** Source extract **

But where does this analysis lead, aside from generating a number of very similar frequency distribution graphs which dot the text? Does it matter that mankind is susceptible to these repeated narratives, which promise to explain economic phenomena, yet in practice obscure them?

*** Shiller is careful not to exaggerate the analytical power of the new field of narrative economics, which he has been ploughing for some time. Like all academics worth their tenure, he ends with a plea for more research funding. He believes more analysis of the feedback loops between the stories we tell ourselves and real economic variables would improve our understanding of “the deliberate manipulations and deceptions we have experienced, and will help us formulate economic policies that take narratives into account.” If we could forecast booms and busts more reliably, it could be a great leap forward, not only analytically but also more practically in terms of prevention and cure. But we cannot be sure that such enlightenment would flow from further deep mining of the ProQuest and Ngram databases.

Shiller does, however, give a hint of what he sees as the potential explanatory power of narrative economics. He argues, for example, that the wage-price spiral narrative, which incorporates elements of the greedy unions and rapacious capitalists stories, coming together in an insider conspiracy to extract rents from the broader public, peaked in 1980 and has mostly been in decline ever since. That decline likely has something to do with falling rates of unionisation.

While it ran strongly, the wage-price spiral engendered high expectations of inflation to come, which in turn held up interest rates. Workers tried to bid up their own pay in anticipation of expected price rises. Shiller argues that “the dynamics of this worldwide narrative epidemic likely provide the best explanation for these epochal changes in trend of the two major economic variables, inflation and interest rates.” Faced with the power of this change of trend, central banks may be struggling in vain to push inflation expectations higher by reducing interest rates or engaging in round after round of quantitative easing. They might do better to fund Facebook campaigns featuring imaginary angry shop stewards shouting outrageous demands for unjustified pay rises, which would engender fears of price rises to come.

** Data rows **
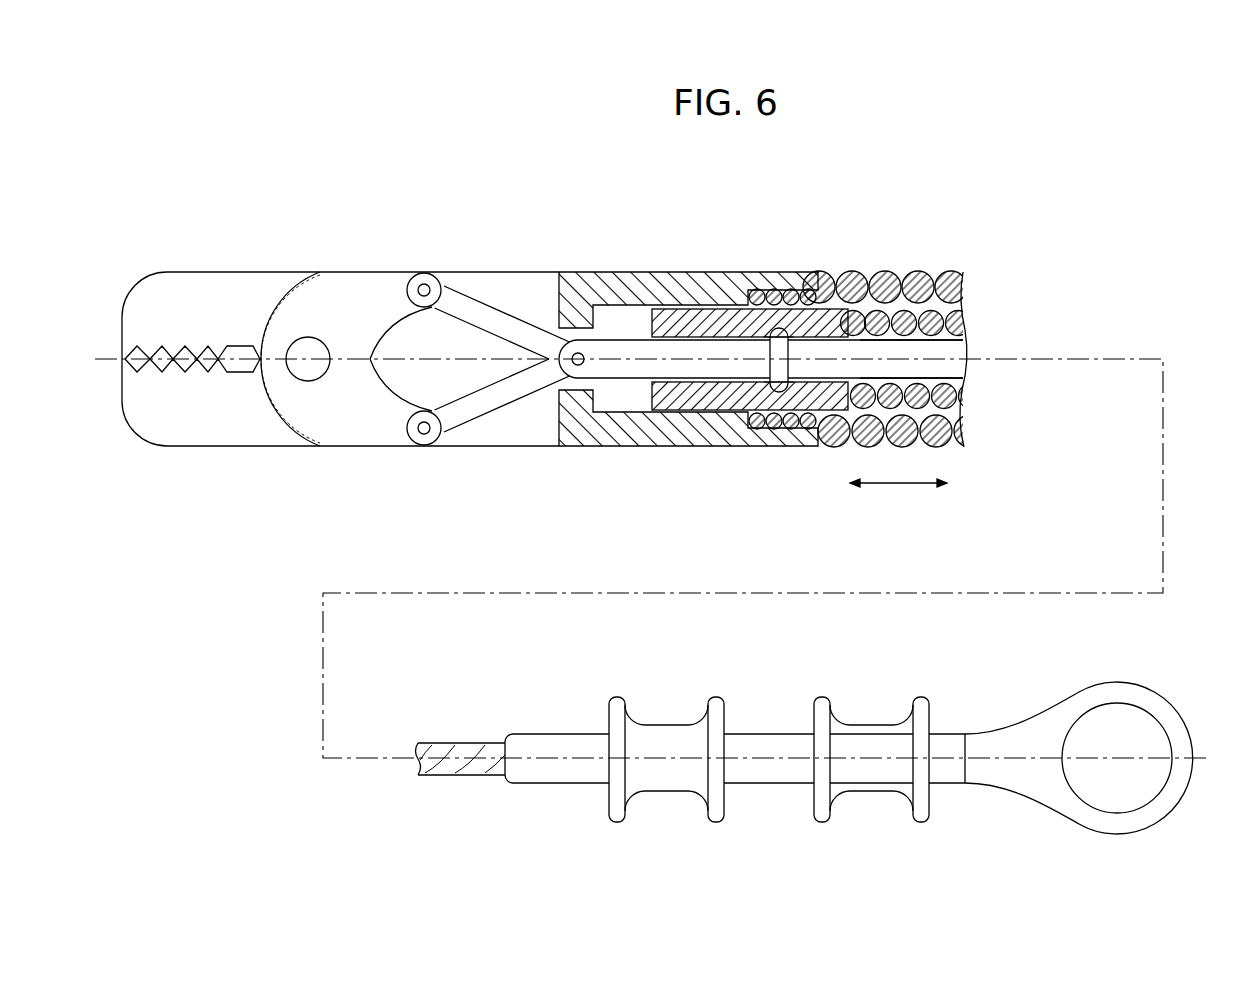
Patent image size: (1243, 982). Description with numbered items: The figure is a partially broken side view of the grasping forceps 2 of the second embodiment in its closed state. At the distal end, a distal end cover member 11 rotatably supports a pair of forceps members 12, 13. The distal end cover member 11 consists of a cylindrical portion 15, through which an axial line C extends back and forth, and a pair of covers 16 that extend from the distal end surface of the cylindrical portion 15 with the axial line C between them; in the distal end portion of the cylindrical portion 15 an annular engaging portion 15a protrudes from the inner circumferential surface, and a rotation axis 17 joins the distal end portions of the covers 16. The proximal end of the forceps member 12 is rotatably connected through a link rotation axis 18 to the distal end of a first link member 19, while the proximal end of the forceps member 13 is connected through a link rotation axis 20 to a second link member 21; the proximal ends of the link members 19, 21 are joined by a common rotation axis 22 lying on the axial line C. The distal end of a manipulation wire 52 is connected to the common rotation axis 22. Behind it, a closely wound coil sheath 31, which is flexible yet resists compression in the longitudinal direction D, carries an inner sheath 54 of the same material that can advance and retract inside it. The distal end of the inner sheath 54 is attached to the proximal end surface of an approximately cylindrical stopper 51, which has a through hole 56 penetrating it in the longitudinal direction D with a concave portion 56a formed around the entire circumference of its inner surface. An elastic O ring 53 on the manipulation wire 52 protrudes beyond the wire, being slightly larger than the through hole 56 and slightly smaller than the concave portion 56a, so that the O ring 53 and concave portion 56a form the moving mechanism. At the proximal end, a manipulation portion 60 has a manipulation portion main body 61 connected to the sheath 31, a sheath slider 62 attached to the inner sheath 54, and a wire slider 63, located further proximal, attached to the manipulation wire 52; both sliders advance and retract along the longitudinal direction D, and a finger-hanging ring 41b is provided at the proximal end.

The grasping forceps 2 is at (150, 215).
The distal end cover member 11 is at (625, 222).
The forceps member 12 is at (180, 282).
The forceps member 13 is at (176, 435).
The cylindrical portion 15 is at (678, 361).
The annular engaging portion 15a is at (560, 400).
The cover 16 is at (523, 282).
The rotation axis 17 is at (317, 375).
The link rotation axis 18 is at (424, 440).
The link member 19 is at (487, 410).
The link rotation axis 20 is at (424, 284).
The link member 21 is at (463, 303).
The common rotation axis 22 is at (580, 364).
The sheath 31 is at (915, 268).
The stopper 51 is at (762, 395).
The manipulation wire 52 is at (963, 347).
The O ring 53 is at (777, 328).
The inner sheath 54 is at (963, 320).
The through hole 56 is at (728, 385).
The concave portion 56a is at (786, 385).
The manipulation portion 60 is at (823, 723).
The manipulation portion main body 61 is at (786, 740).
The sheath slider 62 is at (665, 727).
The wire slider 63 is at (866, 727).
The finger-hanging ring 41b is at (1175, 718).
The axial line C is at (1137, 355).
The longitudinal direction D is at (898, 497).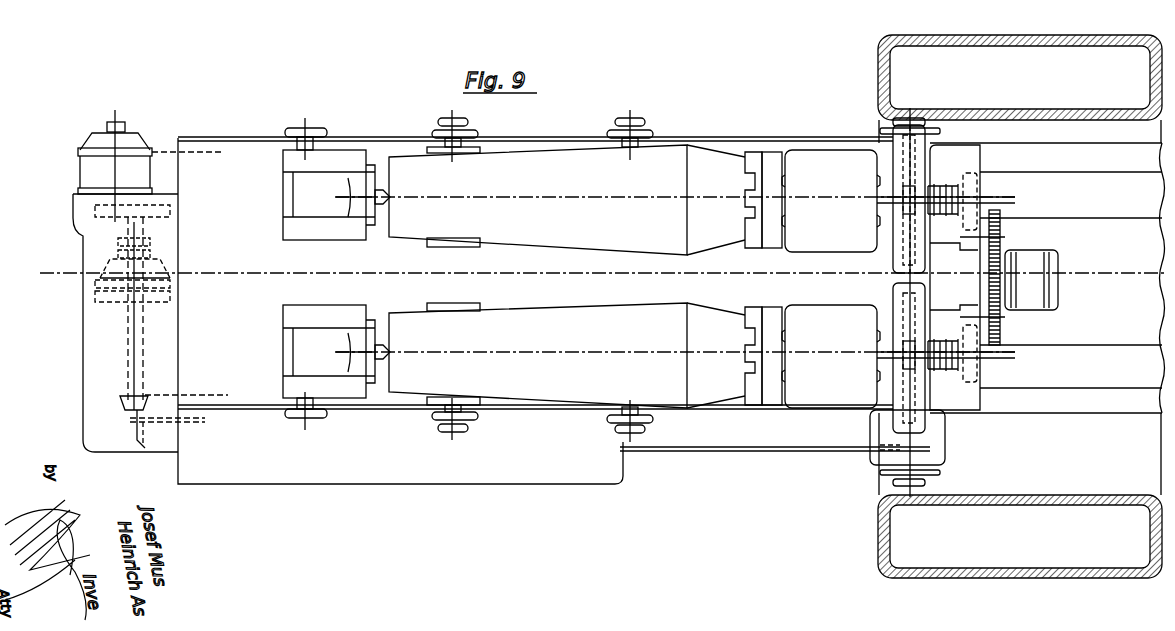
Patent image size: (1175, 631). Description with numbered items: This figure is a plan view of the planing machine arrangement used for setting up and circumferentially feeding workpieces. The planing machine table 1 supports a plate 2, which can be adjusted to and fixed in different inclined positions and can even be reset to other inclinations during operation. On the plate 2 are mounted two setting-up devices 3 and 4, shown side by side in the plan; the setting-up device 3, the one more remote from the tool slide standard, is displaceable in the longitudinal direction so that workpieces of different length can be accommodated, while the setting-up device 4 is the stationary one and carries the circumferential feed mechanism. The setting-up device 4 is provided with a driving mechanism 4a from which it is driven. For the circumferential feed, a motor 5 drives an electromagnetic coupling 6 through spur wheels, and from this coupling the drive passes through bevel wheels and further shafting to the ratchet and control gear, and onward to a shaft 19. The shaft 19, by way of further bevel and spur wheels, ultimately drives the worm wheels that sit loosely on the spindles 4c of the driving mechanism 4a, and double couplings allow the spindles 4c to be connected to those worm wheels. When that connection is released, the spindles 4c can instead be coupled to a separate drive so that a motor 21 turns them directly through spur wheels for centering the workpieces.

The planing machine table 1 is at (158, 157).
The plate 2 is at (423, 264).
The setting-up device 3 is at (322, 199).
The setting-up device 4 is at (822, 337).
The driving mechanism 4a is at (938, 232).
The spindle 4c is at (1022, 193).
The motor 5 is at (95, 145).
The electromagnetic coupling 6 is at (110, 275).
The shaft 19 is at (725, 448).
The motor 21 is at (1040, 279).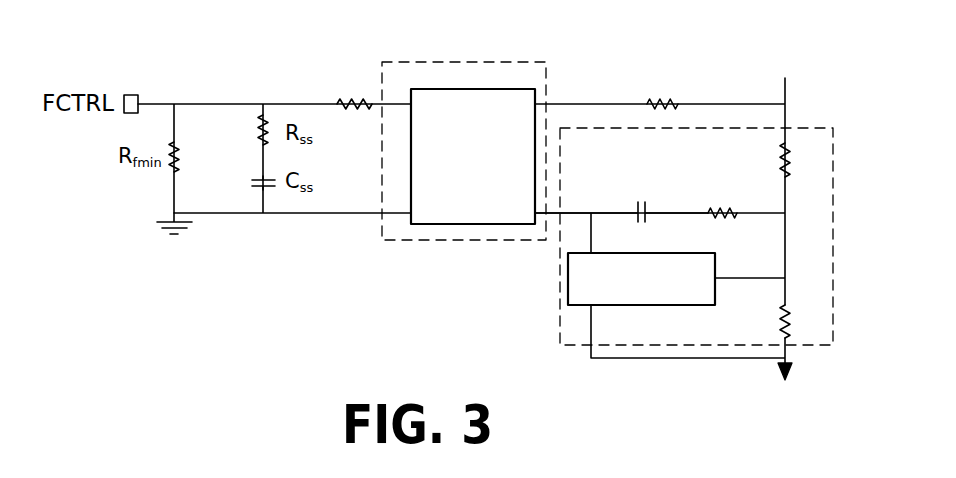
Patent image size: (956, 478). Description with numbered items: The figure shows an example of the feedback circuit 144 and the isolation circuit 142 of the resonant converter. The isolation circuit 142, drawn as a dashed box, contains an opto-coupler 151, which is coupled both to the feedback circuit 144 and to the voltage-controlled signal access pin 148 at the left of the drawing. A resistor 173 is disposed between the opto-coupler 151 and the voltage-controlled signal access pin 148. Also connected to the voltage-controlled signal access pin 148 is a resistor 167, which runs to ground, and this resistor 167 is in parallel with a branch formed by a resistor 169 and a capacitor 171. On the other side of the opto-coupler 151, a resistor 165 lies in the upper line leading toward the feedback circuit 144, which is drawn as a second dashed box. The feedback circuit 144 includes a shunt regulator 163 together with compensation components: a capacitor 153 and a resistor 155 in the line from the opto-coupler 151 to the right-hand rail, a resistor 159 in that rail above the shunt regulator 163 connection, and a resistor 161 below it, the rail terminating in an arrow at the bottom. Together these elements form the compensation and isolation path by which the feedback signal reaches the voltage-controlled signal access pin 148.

** Tasks **
**a)** In the narrative economics passage, rewrite the paragraph beginning "Shiller does, however, give a hint" more briefly, keeping its main facts.
**b)** From the narrative economics passage, return the text starting with "While it ran" and going on through "rises to come.".

** Solution list **
**a)** Shiller hints at the explanatory power he sees in narrative economics. He argues that the wage-price spiral narrative peaked in 1980 and has mostly declined since, likely partly because of falling rates of unionization. That narrative merges the greedy unions and rapacious capitalists stories into an insider conspiracy to extract rents from the broader public.

**b)**
While it ran strongly, the wage-price spiral engendered high expectations of inflation to come, which in turn held up interest rates. Workers tried to bid up their own pay in anticipation of expected price rises. Shiller argues that “the dynamics of this worldwide narrative epidemic likely provide the best explanation for these epochal changes in trend of the two major economic variables, inflation and interest rates.” Faced with the power of this change of trend, central banks may be struggling in vain to push inflation expectations higher by reducing interest rates or engaging in round after round of quantitative easing. They might do better to fund Facebook campaigns featuring imaginary angry shop stewards shouting outrageous demands for unjustified pay rises, which would engender fears of price rises to come.